[Dataset excerpt]

↓

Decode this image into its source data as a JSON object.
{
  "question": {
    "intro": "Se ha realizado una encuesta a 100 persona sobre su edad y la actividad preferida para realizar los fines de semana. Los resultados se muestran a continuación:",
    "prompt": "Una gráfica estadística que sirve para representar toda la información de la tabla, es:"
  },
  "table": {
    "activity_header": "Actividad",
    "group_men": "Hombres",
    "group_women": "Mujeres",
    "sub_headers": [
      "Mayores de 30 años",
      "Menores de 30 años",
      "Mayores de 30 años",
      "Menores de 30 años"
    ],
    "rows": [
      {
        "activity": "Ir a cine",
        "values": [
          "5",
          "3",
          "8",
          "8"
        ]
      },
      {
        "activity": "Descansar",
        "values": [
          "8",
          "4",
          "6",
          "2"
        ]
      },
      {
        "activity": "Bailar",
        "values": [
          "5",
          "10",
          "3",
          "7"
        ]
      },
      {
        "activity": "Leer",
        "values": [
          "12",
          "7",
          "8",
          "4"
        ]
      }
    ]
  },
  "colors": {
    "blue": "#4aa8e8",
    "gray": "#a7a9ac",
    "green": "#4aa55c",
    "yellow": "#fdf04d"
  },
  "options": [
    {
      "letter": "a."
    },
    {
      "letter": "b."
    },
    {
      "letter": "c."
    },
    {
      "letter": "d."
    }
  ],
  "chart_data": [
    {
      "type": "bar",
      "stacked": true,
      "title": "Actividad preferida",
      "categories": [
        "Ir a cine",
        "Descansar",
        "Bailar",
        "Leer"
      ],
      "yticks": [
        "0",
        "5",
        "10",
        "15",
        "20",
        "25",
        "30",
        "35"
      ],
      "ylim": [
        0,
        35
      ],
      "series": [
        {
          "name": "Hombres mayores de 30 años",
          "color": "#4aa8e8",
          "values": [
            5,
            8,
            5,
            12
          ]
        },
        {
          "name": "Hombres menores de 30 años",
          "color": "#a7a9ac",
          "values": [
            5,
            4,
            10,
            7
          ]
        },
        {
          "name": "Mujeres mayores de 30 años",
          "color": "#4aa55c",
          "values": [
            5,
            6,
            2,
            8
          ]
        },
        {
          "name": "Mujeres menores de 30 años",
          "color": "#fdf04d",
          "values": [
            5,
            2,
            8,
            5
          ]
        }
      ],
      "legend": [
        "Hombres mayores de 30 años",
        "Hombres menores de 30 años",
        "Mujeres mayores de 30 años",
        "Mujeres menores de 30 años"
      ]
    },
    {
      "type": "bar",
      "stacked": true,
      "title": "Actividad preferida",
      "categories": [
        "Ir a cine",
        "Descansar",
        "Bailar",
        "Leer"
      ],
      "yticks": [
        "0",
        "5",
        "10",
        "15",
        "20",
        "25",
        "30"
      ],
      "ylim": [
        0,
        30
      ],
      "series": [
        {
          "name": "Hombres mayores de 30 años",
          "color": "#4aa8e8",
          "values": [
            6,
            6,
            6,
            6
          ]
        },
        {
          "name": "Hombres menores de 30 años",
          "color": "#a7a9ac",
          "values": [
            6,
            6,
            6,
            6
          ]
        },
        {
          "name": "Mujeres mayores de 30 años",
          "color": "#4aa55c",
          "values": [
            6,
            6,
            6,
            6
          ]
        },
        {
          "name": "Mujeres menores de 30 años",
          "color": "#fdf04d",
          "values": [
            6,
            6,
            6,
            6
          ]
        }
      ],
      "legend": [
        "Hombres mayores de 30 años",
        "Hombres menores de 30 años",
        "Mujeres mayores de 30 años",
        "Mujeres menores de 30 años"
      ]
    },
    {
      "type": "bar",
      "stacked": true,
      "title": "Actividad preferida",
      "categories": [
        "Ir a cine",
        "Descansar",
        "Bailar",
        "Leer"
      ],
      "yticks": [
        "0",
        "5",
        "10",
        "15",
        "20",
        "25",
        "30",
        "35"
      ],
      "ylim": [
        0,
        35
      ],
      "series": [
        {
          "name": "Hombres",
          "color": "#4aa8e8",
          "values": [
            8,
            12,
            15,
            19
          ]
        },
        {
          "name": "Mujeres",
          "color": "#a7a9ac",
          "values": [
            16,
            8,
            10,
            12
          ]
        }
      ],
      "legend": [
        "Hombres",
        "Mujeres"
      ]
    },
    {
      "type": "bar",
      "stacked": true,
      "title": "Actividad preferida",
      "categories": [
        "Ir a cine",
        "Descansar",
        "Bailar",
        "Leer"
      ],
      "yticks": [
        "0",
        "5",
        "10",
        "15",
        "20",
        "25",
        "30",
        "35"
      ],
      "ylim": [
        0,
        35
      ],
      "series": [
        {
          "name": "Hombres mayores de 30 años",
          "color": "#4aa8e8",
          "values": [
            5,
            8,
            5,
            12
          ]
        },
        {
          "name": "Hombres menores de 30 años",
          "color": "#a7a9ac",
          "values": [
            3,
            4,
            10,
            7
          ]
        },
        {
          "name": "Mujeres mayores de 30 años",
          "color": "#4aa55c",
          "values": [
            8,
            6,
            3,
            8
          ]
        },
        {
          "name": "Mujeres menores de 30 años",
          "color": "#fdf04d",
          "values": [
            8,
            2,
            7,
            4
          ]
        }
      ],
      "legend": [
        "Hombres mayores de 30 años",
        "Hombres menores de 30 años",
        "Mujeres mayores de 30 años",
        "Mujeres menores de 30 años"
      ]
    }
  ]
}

↑

Written exercise:
Extract each line of the listing above, copying it word for word.

Answer to this task:
Decode this image into its source data as a JSON object.
{
  "question": {
    "intro": "Se ha realizado una encuesta a 100 persona sobre su edad y la actividad preferida para realizar los fines de semana. Los resultados se muestran a continuación:",
    "prompt": "Una gráfica estadística que sirve para representar toda la información de la tabla, es:"
  },
  "table": {
    "activity_header": "Actividad",
    "group_men": "Hombres",
    "group_women": "Mujeres",
    "sub_headers": [
      "Mayores de 30 años",
      "Menores de 30 años",
      "Mayores de 30 años",
      "Menores de 30 años"
    ],
    "rows": [
      {
        "activity": "Ir a cine",
        "values": [
          "5",
          "3",
          "8",
          "8"
        ]
      },
      {
        "activity": "Descansar",
        "values": [
          "8",
          "4",
          "6",
          "2"
        ]
      },
      {
        "activity": "Bailar",
        "values": [
          "5",
          "10",
          "3",
          "7"
        ]
      },
      {
        "activity": "Leer",
        "values": [
          "12",
          "7",
          "8",
          "4"
        ]
      }
    ]
  },
  "colors": {
    "blue": "#4aa8e8",
    "gray": "#a7a9ac",
    "green": "#4aa55c",
    "yellow": "#fdf04d"
  },
  "options": [
    {
      "letter": "a."
    },
    {
      "letter": "b."
    },
    {
      "letter": "c."
    },
    {
      "letter": "d."
    }
  ],
  "chart_data": [
    {
      "type": "bar",
      "stacked": true,
      "title": "Actividad preferida",
      "categories": [
        "Ir a cine",
        "Descansar",
        "Bailar",
        "Leer"
      ],
      "yticks": [
        "0",
        "5",
        "10",
        "15",
        "20",
        "25",
        "30",
        "35"
      ],
      "ylim": [
        0,
        35
      ],
      "series": [
        {
          "name": "Hombres mayores de 30 años",
          "color": "#4aa8e8",
          "values": [
            5,
            8,
            5,
            12
          ]
        },
        {
          "name": "Hombres menores de 30 años",
          "color": "#a7a9ac",
          "values": [
            5,
            4,
            10,
            7
          ]
        },
        {
          "name": "Mujeres mayores de 30 años",
          "color": "#4aa55c",
          "values": [
            5,
            6,
            2,
            8
          ]
        },
        {
          "name": "Mujeres menores de 30 años",
          "color": "#fdf04d",
          "values": [
            5,
            2,
            8,
            5
          ]
        }
      ],
      "legend": [
        "Hombres mayores de 30 años",
        "Hombres menores de 30 años",
        "Mujeres mayores de 30 años",
        "Mujeres menores de 30 años"
      ]
    },
    {
      "type": "bar",
      "stacked": true,
      "title": "Actividad preferida",
      "categories": [
        "Ir a cine",
        "Descansar",
        "Bailar",
        "Leer"
      ],
      "yticks": [
        "0",
        "5",
        "10",
        "15",
        "20",
        "25",
        "30"
      ],
      "ylim": [
        0,
        30
      ],
      "series": [
        {
          "name": "Hombres mayores de 30 años",
          "color": "#4aa8e8",
          "values": [
            6,
            6,
            6,
            6
          ]
        },
        {
          "name": "Hombres menores de 30 años",
          "color": "#a7a9ac",
          "values": [
            6,
            6,
            6,
            6
          ]
        },
        {
          "name": "Mujeres mayores de 30 años",
          "color": "#4aa55c",
          "values": [
            6,
            6,
            6,
            6
          ]
        },
        {
          "name": "Mujeres menores de 30 años",
          "color": "#fdf04d",
          "values": [
            6,
            6,
            6,
            6
          ]
        }
      ],
      "legend": [
        "Hombres mayores de 30 años",
        "Hombres menores de 30 años",
        "Mujeres mayores de 30 años",
        "Mujeres menores de 30 años"
      ]
    },
    {
      "type": "bar",
      "stacked": true,
      "title": "Actividad preferida",
      "categories": [
        "Ir a cine",
        "Descansar",
        "Bailar",
        "Leer"
      ],
      "yticks": [
        "0",
        "5",
        "10",
        "15",
        "20",
        "25",
        "30",
        "35"
      ],
      "ylim": [
        0,
        35
      ],
      "series": [
        {
          "name": "Hombres",
          "color": "#4aa8e8",
          "values": [
            8,
            12,
            15,
            19
          ]
        },
        {
          "name": "Mujeres",
          "color": "#a7a9ac",
          "values": [
            16,
            8,
            10,
            12
          ]
        }
      ],
      "legend": [
        "Hombres",
        "Mujeres"
      ]
    },
    {
      "type": "bar",
      "stacked": true,
      "title": "Actividad preferida",
      "categories": [
        "Ir a cine",
        "Descansar",
        "Bailar",
        "Leer"
      ],
      "yticks": [
        "0",
        "5",
        "10",
        "15",
        "20",
        "25",
        "30",
        "35"
      ],
      "ylim": [
        0,
        35
      ],
      "series": [
        {
          "name": "Hombres mayores de 30 años",
          "color": "#4aa8e8",
          "values": [
            5,
            8,
            5,
            12
          ]
        },
        {
          "name": "Hombres menores de 30 años",
          "color": "#a7a9ac",
          "values": [
            3,
            4,
            10,
            7
          ]
        },
        {
          "name": "Mujeres mayores de 30 años",
          "color": "#4aa55c",
          "values": [
            8,
            6,
            3,
            8
          ]
        },
        {
          "name": "Mujeres menores de 30 años",
          "color": "#fdf04d",
          "values": [
            8,
            2,
            7,
            4
          ]
        }
      ],
      "legend": [
        "Hombres mayores de 30 años",
        "Hombres menores de 30 años",
        "Mujeres mayores de 30 años",
        "Mujeres menores de 30 años"
      ]
    }
  ]
}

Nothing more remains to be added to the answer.